■ Extract to read
***

IF I MAY PARAPHRASE Walter Matthau in JFK, criticizing the finer points of a movie like Mission: Impossible 2--and yes, it does have finer points, madame et monsieur cinéaste--is like picking gnat shit out of pepper. You either embrace Tom Cruise in the full blush of his ineffable Tom Cruise-ness (which this movie most definitely represents) and surrender to the splendor that is John Woo, or you stay home. Both options are valid. But as in all things related to Hollywood, there is a bottom line: If you're the kind who likes to be blown away by the cinema of incredulity, you could do much, much worse than Mission: Impossible 2, a cannily scripted (by Robert Towne, no less), perfectly acted, and exquisitely directed gut-wrench of a superhero spy movie.

Because it's a John Woo film, it only gets really amazingly great in the last 20 minutes, which comprise an operatic orgy of ceaseless running, punching, kicking, shooting, swerving, leaping, falling, and exploding. But the rest is strong, too. The movie that leads up to the multiple orgasm finale has a story (something about a stolen über-virus and a melodramatic love triangle), with stakes to raise and cliffs to hang from. It has a fine villain (Dougray Scott), a beautiful and formidable love interest (Thandie Newton), and a totally credible hero. Naturally there are flaws, but like all discourse that surrounds events that are inherently visceral, they tend to drift away like so many gaseous vapors from an exploding tanker truck.

***

■ Record set
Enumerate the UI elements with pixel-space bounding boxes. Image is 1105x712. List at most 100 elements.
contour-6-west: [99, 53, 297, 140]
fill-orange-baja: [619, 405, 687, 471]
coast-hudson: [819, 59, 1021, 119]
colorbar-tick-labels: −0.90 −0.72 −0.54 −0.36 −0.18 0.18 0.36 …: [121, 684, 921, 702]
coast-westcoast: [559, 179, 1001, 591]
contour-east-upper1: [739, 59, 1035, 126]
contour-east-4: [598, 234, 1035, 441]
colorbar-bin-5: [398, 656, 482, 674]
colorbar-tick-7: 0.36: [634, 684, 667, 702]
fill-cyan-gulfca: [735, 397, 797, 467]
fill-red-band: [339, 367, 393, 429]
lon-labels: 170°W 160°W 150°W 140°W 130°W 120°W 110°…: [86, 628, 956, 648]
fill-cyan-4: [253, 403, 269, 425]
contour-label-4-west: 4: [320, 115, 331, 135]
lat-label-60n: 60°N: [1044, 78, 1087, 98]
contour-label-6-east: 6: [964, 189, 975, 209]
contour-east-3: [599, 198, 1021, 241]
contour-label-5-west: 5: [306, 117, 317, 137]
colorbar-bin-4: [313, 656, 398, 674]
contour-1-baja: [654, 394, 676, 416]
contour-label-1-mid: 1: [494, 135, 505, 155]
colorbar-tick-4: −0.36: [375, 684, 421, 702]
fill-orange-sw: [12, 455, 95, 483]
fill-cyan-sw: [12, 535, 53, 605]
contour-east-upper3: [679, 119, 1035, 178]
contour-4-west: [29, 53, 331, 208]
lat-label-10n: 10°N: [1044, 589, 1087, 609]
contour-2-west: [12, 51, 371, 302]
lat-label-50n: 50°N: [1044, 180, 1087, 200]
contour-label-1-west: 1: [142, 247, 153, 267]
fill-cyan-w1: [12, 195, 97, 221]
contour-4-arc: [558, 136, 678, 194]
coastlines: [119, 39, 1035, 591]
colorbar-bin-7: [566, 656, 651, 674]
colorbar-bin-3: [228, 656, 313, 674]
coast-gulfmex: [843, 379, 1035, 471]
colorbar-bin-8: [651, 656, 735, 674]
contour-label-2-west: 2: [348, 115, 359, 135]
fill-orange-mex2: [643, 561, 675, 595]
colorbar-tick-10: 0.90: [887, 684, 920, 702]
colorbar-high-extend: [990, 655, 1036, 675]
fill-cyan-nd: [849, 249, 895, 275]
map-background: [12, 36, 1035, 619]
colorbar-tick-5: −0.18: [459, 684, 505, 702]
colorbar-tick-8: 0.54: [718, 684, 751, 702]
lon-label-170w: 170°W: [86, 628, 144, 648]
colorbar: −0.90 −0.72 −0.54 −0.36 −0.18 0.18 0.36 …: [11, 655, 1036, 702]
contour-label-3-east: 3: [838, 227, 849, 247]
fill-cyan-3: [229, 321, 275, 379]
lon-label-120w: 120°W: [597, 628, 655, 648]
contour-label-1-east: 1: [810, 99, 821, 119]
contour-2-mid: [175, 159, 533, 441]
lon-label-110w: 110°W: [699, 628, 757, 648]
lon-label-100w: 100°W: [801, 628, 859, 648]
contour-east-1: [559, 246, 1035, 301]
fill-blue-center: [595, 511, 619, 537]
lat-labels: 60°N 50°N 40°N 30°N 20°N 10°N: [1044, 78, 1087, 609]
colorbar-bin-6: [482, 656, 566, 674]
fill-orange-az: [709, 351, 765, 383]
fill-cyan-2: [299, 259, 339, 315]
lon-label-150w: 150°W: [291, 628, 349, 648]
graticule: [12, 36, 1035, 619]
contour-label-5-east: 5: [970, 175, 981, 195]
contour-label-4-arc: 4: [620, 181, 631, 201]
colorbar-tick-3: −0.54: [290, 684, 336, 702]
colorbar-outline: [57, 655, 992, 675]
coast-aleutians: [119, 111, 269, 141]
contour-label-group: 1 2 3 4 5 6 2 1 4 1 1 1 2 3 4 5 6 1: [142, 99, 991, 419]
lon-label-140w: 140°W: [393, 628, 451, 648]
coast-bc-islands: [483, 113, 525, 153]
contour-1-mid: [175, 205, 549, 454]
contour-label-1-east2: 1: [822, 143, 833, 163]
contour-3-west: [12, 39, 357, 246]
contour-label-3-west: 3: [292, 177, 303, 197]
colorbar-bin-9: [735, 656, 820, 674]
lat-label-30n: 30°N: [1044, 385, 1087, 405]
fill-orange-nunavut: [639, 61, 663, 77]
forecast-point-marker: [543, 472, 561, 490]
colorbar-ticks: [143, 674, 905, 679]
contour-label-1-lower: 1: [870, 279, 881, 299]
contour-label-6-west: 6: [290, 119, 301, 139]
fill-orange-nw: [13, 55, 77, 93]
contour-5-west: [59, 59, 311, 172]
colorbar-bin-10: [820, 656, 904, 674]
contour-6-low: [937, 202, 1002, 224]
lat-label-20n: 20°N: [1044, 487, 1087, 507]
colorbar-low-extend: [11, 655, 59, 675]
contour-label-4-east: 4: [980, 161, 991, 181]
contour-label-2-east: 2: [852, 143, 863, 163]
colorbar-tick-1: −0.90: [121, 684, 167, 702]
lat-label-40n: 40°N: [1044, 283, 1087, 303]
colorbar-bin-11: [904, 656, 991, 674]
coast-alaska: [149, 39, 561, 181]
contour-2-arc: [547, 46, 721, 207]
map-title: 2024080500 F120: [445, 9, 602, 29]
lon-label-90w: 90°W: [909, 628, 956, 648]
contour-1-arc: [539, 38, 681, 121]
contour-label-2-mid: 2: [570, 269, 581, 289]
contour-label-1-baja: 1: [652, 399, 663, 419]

***

■ Tasks for this exercise
- A) Repeat the part of the Mission: Impossible 2 review starting at "IF I MAY PARAPHRASE" and ending at "superhero spy movie.", swapping "splendor" for "majesty".
- B) In the Mission: Impossible 2 review, who plays the villain?

■ Answers to this exercise
- A)
IF I MAY PARAPHRASE Walter Matthau in JFK, criticizing the finer points of a movie like Mission: Impossible 2--and yes, it does have finer points, madame et monsieur cinéaste--is like picking gnat shit out of pepper. You either embrace Tom Cruise in the full blush of his ineffable Tom Cruise-ness (which this movie most definitely represents) and surrender to the majesty that is John Woo, or you stay home. Both options are valid. But as in all things related to Hollywood, there is a bottom line: If you're the kind who likes to be blown away by the cinema of incredulity, you could do much, much worse than Mission: Impossible 2, a cannily scripted (by Robert Towne, no less), perfectly acted, and exquisitely directed gut-wrench of a superhero spy movie.

- B) Dougray Scott.